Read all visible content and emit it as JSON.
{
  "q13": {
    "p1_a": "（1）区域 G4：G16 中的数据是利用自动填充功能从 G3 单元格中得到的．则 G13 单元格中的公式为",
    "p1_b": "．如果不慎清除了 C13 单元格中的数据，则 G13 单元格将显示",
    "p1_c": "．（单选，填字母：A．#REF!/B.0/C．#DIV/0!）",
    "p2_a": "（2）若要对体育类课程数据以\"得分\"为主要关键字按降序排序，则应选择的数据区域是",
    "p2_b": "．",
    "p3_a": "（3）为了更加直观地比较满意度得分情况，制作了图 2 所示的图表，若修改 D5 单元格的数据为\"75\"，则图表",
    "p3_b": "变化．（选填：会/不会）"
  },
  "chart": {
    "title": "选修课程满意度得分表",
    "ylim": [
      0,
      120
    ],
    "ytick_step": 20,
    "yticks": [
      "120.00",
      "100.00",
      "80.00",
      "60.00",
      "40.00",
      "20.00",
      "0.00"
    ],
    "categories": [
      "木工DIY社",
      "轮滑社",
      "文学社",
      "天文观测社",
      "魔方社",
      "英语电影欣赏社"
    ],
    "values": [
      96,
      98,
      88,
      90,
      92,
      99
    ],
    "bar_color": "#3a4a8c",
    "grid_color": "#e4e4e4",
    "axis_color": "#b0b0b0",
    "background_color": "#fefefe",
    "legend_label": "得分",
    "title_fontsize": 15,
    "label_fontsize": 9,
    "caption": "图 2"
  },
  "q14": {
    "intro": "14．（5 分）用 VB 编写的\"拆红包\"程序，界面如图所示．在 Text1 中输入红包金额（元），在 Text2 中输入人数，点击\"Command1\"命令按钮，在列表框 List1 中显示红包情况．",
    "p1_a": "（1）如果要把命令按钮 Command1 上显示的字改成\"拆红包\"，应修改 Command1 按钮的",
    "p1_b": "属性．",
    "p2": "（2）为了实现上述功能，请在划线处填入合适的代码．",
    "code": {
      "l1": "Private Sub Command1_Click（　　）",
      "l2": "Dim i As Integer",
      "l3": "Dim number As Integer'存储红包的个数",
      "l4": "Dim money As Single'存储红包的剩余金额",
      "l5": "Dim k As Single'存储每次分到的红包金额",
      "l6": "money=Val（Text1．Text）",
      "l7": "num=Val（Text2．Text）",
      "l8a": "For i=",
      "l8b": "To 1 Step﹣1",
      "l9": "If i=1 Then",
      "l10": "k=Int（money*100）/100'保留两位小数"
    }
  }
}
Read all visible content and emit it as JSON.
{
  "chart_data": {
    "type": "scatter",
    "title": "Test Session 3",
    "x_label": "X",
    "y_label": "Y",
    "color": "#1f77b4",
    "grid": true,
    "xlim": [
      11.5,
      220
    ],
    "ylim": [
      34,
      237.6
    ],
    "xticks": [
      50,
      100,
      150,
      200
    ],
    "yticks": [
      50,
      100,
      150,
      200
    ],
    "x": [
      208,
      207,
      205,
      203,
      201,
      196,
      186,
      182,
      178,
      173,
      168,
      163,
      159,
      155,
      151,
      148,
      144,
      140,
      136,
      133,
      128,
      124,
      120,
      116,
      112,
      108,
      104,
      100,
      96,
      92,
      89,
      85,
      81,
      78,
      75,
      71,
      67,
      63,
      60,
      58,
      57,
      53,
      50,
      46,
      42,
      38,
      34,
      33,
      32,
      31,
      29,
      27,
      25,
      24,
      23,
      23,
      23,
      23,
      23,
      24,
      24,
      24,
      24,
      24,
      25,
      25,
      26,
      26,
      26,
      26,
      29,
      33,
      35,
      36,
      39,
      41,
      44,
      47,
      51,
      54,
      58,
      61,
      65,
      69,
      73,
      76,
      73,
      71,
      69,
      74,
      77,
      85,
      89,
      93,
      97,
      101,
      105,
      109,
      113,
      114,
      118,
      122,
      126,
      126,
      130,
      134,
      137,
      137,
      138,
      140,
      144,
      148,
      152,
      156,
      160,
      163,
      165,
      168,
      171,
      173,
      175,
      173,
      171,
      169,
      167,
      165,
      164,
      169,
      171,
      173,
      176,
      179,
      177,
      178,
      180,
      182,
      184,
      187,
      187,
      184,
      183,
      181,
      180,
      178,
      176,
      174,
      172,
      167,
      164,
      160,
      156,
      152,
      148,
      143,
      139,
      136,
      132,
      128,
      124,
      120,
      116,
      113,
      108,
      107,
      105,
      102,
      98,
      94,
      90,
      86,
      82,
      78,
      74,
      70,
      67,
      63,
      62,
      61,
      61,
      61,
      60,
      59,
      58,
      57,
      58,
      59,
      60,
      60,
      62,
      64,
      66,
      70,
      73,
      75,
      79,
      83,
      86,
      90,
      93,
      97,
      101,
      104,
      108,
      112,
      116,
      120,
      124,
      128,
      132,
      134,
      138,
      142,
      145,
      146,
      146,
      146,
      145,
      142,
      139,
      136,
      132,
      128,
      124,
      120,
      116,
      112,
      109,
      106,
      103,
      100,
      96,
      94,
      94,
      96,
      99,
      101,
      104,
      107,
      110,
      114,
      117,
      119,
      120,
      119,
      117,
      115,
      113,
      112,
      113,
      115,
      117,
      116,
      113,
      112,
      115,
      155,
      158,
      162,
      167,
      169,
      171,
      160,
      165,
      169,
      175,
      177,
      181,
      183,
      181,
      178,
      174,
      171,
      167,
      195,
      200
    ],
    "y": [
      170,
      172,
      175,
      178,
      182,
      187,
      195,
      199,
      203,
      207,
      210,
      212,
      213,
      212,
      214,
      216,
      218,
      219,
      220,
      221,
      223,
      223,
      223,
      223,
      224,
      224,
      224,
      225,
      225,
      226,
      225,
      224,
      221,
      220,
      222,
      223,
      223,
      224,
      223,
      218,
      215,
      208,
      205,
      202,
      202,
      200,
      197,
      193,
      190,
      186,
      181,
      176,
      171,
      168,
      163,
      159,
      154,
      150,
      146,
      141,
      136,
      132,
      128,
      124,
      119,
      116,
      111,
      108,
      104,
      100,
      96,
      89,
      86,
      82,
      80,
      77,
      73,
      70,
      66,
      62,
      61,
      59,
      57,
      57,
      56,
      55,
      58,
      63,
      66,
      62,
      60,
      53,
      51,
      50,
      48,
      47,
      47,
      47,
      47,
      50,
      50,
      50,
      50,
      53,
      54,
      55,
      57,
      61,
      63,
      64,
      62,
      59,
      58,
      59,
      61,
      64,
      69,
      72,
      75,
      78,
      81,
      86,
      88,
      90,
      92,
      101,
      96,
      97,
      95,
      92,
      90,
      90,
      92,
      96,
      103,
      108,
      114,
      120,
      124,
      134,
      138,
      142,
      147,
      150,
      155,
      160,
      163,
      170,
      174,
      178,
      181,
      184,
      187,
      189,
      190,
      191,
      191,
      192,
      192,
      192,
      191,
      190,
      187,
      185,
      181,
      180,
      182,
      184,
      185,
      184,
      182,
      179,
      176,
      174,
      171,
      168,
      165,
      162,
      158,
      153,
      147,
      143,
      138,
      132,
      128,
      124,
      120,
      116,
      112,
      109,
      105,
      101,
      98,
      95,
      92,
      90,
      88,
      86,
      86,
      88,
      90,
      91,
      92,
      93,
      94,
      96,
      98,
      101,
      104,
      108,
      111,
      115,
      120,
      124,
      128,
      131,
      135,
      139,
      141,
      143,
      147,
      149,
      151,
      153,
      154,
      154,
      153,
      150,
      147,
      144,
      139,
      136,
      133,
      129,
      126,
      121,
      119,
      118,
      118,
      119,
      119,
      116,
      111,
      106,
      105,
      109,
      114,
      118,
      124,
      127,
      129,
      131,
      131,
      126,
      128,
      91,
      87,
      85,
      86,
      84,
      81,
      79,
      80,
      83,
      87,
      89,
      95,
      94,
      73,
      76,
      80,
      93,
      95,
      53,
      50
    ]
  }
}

==============================

■ Exercise directions
Across the material above, how many lines include the string "Integer"? Only the number is wanted.

■ Exercise result
2